Copy out all lines in the data below containing the string "металлических".

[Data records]
******
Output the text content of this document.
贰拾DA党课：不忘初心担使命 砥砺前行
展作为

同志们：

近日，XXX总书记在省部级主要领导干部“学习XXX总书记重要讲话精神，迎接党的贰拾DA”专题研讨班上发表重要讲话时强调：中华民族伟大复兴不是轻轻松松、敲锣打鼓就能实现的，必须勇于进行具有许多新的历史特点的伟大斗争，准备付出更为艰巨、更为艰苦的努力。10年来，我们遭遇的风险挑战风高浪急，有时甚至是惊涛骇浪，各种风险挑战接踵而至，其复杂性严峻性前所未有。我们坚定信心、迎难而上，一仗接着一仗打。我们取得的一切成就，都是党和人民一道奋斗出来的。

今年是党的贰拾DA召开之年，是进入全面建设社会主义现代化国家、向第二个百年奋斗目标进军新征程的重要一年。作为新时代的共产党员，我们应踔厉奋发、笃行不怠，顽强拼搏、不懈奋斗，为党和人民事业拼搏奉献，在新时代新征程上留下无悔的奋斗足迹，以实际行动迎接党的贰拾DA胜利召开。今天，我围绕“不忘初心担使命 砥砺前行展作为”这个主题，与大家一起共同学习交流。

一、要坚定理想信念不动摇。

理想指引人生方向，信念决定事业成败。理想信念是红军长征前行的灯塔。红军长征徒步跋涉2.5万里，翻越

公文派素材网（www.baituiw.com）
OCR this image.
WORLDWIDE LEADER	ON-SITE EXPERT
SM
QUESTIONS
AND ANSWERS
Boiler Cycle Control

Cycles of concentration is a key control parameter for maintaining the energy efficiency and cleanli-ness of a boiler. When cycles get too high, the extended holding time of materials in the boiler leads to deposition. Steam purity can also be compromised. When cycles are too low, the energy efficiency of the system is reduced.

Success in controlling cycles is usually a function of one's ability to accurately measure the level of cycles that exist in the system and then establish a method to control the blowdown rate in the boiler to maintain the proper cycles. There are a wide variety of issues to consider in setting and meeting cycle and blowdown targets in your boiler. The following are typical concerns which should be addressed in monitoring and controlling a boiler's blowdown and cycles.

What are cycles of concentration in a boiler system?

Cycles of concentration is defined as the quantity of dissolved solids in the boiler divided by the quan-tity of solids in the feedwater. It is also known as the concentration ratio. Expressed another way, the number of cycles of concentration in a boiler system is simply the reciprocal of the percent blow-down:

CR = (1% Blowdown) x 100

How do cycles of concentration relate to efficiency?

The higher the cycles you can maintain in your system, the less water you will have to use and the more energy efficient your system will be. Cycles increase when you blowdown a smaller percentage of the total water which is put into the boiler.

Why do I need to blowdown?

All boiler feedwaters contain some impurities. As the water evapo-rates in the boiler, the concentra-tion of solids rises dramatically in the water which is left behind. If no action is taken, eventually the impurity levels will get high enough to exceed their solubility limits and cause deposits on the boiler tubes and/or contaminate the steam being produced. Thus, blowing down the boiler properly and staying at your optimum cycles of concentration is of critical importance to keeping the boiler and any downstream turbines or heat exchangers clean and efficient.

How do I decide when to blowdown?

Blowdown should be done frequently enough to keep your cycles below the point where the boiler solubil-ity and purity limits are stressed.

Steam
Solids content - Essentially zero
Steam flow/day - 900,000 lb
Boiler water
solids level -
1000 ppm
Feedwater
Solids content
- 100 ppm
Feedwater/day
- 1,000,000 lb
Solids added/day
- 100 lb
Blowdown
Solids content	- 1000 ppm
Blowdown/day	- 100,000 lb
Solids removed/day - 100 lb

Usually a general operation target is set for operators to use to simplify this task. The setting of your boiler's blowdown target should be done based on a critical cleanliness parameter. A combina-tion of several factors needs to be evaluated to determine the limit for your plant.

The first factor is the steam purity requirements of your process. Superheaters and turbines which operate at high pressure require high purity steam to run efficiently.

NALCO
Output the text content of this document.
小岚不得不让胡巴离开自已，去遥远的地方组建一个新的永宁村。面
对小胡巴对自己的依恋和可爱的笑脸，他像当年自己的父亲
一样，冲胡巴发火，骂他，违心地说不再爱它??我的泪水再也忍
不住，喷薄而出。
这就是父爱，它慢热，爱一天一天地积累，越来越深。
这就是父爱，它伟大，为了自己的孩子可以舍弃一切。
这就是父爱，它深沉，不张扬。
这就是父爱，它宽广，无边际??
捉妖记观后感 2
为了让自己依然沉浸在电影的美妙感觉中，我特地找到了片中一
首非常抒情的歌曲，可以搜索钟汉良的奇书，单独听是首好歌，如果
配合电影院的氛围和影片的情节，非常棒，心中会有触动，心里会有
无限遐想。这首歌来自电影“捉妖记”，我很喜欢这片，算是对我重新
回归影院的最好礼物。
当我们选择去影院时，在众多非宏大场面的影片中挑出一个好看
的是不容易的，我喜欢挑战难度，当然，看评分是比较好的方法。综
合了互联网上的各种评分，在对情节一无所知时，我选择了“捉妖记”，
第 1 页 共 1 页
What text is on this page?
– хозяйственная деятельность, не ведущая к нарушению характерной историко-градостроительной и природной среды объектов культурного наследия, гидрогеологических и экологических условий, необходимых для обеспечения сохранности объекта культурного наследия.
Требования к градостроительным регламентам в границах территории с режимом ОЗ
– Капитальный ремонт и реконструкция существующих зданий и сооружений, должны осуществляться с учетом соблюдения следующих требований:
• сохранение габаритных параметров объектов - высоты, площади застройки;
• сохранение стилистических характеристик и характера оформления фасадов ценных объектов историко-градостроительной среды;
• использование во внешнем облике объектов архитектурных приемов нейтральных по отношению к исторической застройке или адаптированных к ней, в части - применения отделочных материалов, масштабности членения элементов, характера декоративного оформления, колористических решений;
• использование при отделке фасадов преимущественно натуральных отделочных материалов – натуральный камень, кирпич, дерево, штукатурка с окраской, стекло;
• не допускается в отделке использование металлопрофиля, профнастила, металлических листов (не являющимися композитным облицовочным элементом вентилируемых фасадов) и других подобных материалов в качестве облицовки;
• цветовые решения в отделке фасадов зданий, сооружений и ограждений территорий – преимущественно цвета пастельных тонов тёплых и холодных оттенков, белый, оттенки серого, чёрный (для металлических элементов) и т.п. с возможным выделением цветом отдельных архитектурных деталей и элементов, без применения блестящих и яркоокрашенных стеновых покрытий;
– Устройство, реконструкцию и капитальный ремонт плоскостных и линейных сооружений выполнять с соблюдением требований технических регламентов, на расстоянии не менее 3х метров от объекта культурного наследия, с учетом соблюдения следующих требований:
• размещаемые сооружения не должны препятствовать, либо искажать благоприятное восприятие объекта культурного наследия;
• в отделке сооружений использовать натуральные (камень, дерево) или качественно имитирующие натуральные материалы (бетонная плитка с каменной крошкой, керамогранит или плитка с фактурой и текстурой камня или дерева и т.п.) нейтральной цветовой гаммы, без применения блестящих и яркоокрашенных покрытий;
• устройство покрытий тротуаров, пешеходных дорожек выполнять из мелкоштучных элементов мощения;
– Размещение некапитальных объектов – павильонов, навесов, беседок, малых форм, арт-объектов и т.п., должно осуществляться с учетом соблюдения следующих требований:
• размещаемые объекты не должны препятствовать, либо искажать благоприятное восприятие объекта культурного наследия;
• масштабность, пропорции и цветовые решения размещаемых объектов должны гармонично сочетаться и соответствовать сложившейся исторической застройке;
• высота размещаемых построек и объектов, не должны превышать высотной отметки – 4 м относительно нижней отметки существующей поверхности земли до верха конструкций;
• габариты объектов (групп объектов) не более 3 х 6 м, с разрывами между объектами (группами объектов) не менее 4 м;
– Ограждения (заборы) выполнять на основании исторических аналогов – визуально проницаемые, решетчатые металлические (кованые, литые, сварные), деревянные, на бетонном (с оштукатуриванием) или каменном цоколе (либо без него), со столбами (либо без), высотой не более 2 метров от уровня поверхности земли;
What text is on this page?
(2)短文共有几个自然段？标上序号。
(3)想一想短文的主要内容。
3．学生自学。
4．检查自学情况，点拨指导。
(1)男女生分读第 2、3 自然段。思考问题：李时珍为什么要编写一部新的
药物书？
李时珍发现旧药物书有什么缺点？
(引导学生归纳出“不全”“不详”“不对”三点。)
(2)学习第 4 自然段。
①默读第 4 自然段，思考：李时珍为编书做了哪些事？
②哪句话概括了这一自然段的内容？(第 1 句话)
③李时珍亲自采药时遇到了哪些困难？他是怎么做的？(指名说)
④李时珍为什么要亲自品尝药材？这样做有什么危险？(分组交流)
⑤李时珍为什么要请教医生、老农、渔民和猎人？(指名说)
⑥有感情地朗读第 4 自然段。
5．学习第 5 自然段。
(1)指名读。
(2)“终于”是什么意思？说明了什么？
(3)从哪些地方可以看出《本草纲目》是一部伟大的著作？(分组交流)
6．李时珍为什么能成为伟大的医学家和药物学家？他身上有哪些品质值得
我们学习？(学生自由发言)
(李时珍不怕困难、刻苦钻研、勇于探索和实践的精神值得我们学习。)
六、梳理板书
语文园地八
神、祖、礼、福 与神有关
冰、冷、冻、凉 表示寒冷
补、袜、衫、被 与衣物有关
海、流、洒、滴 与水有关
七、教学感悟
******
Answer to this exercise:
• не допускается в отделке использование металлопрофиля, профнастила, металлических листов (не являющимися композитным облицовочным элементом вентилируемых фасадов) и других подобных материалов в качестве облицовки;
• цветовые решения в отделке фасадов зданий, сооружений и ограждений территорий – преимущественно цвета пастельных тонов тёплых и холодных оттенков, белый, оттенки серого, чёрный (для металлических элементов) и т.п. с возможным выделением цветом отдельных архитектурных деталей и элементов, без применения блестящих и яркоокрашенных стеновых покрытий;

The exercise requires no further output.